- **WHAT IS NEEDED**
Say how many lines contain "LiDAR", using only the number.

╭─ GIVEN DATA

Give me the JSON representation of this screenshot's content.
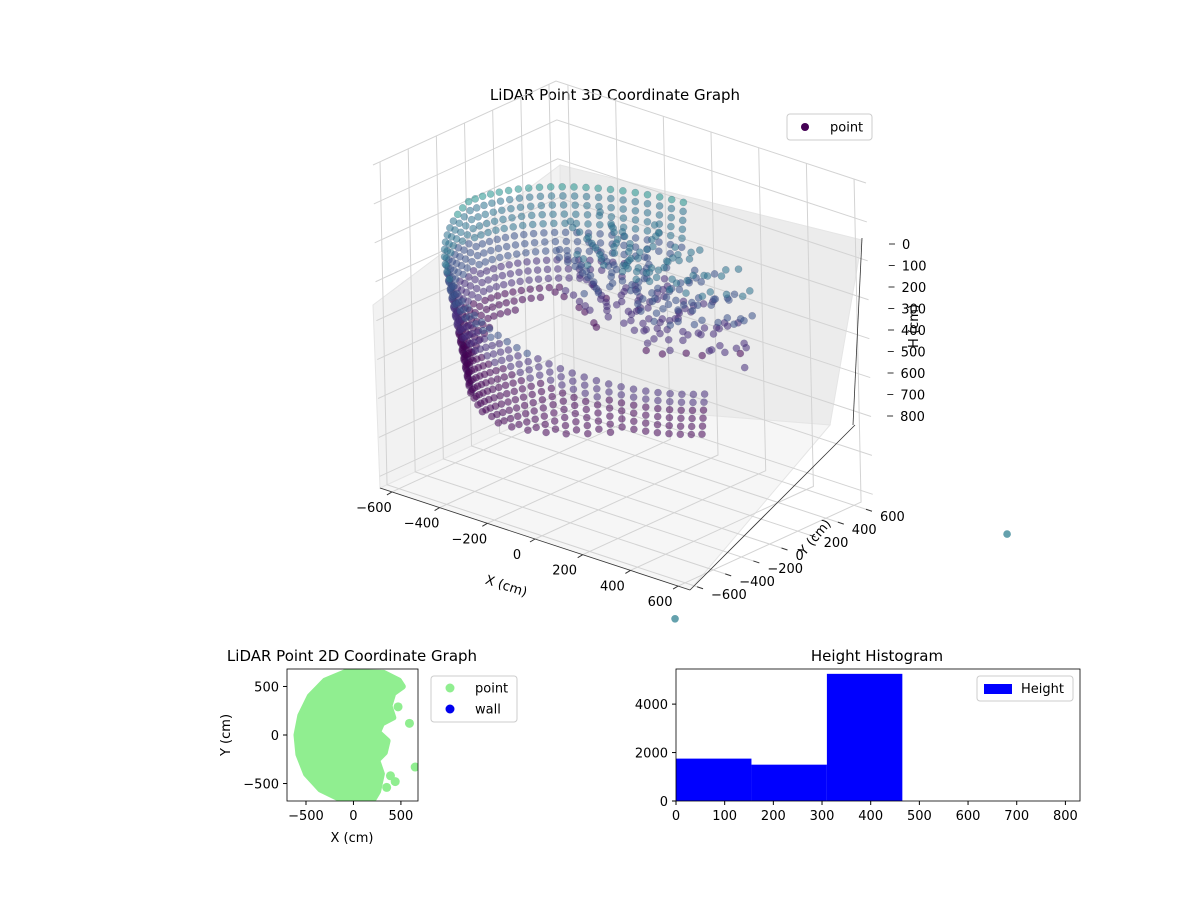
{
  "chart_data": [
    {
      "type": "scatter",
      "projection": "3d",
      "title": "LiDAR Point 3D Coordinate Graph",
      "xlabel": "X (cm)",
      "ylabel": "Y (cm)",
      "zlabel": "H (cm)",
      "xticks": [
        "−600",
        "−400",
        "−200",
        "0",
        "200",
        "400",
        "600"
      ],
      "yticks": [
        "−600",
        "−400",
        "−200",
        "0",
        "200",
        "400",
        "600"
      ],
      "zticks": [
        "0",
        "100",
        "200",
        "300",
        "400",
        "500",
        "600",
        "700",
        "800"
      ],
      "xlim": [
        -650,
        650
      ],
      "ylim": [
        -650,
        650
      ],
      "zlim": [
        0,
        830
      ],
      "z_inverted": true,
      "grid": true,
      "legend": {
        "entries": [
          "point"
        ],
        "placement": "top-right"
      },
      "series": [
        {
          "name": "point",
          "color": "#440154",
          "colormap": "viridis",
          "description_points": [
            {
              "x": -450,
              "y": 300,
              "h": 200
            },
            {
              "x": 0,
              "y": 600,
              "h": 250
            },
            {
              "x": 300,
              "y": 0,
              "h": 330
            },
            {
              "x": -200,
              "y": -500,
              "h": 400
            }
          ]
        }
      ],
      "outliers": [
        {
          "x": 650,
          "y": -600,
          "h": 830
        },
        {
          "x": 600,
          "y": 650,
          "h": 830
        }
      ]
    },
    {
      "type": "scatter",
      "title": "LiDAR Point 2D Coordinate Graph",
      "xlabel": "X (cm)",
      "ylabel": "Y (cm)",
      "xticks": [
        "−500",
        "0",
        "500"
      ],
      "yticks": [
        "−500",
        "0",
        "500"
      ],
      "xlim": [
        -700,
        680
      ],
      "ylim": [
        -680,
        680
      ],
      "legend": {
        "entries": [
          "point",
          "wall"
        ],
        "placement": "right-outside"
      },
      "series": [
        {
          "name": "point",
          "color": "#90ee90",
          "cloud_outline": [
            [
              -80,
              650
            ],
            [
              320,
              640
            ],
            [
              480,
              560
            ],
            [
              520,
              500
            ],
            [
              420,
              430
            ],
            [
              380,
              300
            ],
            [
              420,
              180
            ],
            [
              300,
              120
            ],
            [
              260,
              30
            ],
            [
              360,
              -60
            ],
            [
              330,
              -180
            ],
            [
              250,
              -260
            ],
            [
              300,
              -400
            ],
            [
              260,
              -580
            ],
            [
              200,
              -680
            ],
            [
              -100,
              -680
            ],
            [
              -350,
              -560
            ],
            [
              -500,
              -400
            ],
            [
              -580,
              -200
            ],
            [
              -600,
              0
            ],
            [
              -560,
              200
            ],
            [
              -460,
              400
            ],
            [
              -300,
              560
            ]
          ],
          "outliers": [
            {
              "x": 590,
              "y": 120
            },
            {
              "x": 650,
              "y": -330
            },
            {
              "x": 350,
              "y": -540
            },
            {
              "x": 440,
              "y": -480
            },
            {
              "x": 390,
              "y": -420
            },
            {
              "x": 470,
              "y": 290
            }
          ]
        },
        {
          "name": "wall",
          "color": "#0000ee",
          "values": []
        }
      ]
    },
    {
      "type": "bar",
      "title": "Height Histogram",
      "xticks": [
        "0",
        "100",
        "200",
        "300",
        "400",
        "500",
        "600",
        "700",
        "800"
      ],
      "yticks": [
        "0",
        "2000",
        "4000"
      ],
      "xlim": [
        0,
        830
      ],
      "ylim": [
        0,
        5450
      ],
      "legend": {
        "entries": [
          "Height"
        ],
        "placement": "top-right"
      },
      "series": [
        {
          "name": "Height",
          "color": "#0000ff",
          "bins": [
            {
              "x0": 0,
              "x1": 155,
              "count": 1750
            },
            {
              "x0": 155,
              "x1": 310,
              "count": 1500
            },
            {
              "x0": 310,
              "x1": 465,
              "count": 5250
            },
            {
              "x0": 465,
              "x1": 620,
              "count": 0
            },
            {
              "x0": 620,
              "x1": 775,
              "count": 0
            },
            {
              "x0": 775,
              "x1": 830,
              "count": 0
            }
          ]
        }
      ]
    }
  ]
}
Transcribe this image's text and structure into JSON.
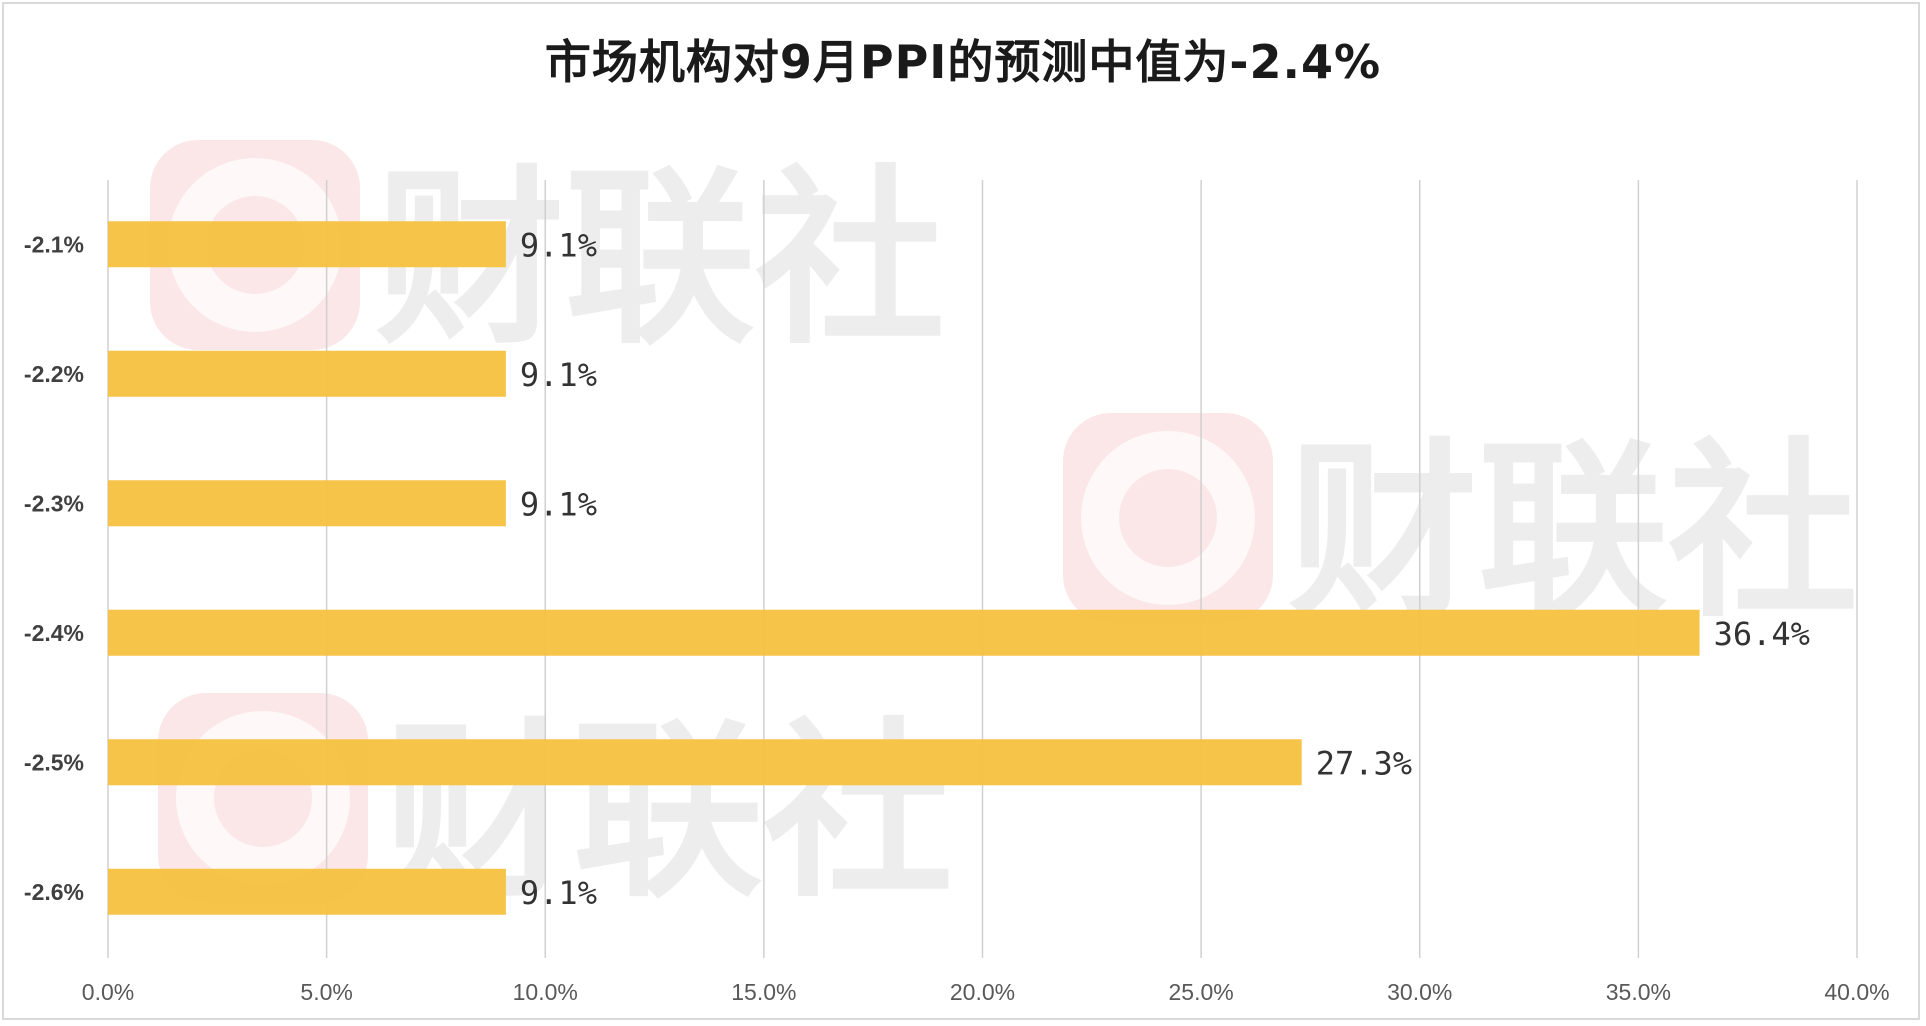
{
  "title": "市场机构对9月PPI的预测中值为-2.4%",
  "watermark": {
    "text": "财联社",
    "logo_icon": "c-circle-logo-icon",
    "logo_color": "#f4c0c0",
    "text_color": "#d9d9d9"
  },
  "colors": {
    "bar": "#f5c242",
    "gridline": "#d0d0d0",
    "axis_text": "#595959"
  },
  "chart_data": {
    "type": "bar",
    "orientation": "horizontal",
    "title": "市场机构对9月PPI的预测中值为-2.4%",
    "categories": [
      "-2.1%",
      "-2.2%",
      "-2.3%",
      "-2.4%",
      "-2.5%",
      "-2.6%"
    ],
    "values": [
      9.1,
      9.1,
      9.1,
      36.4,
      27.3,
      9.1
    ],
    "data_labels": [
      "9.1%",
      "9.1%",
      "9.1%",
      "36.4%",
      "27.3%",
      "9.1%"
    ],
    "x_ticks": [
      "0.0%",
      "5.0%",
      "10.0%",
      "15.0%",
      "20.0%",
      "25.0%",
      "30.0%",
      "35.0%",
      "40.0%"
    ],
    "xlim": [
      0,
      40
    ],
    "x_tick_step": 5,
    "xlabel": "",
    "ylabel": "",
    "grid": "vertical",
    "legend": "none"
  }
}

╰─

- **CORRECT RESPONSE**
2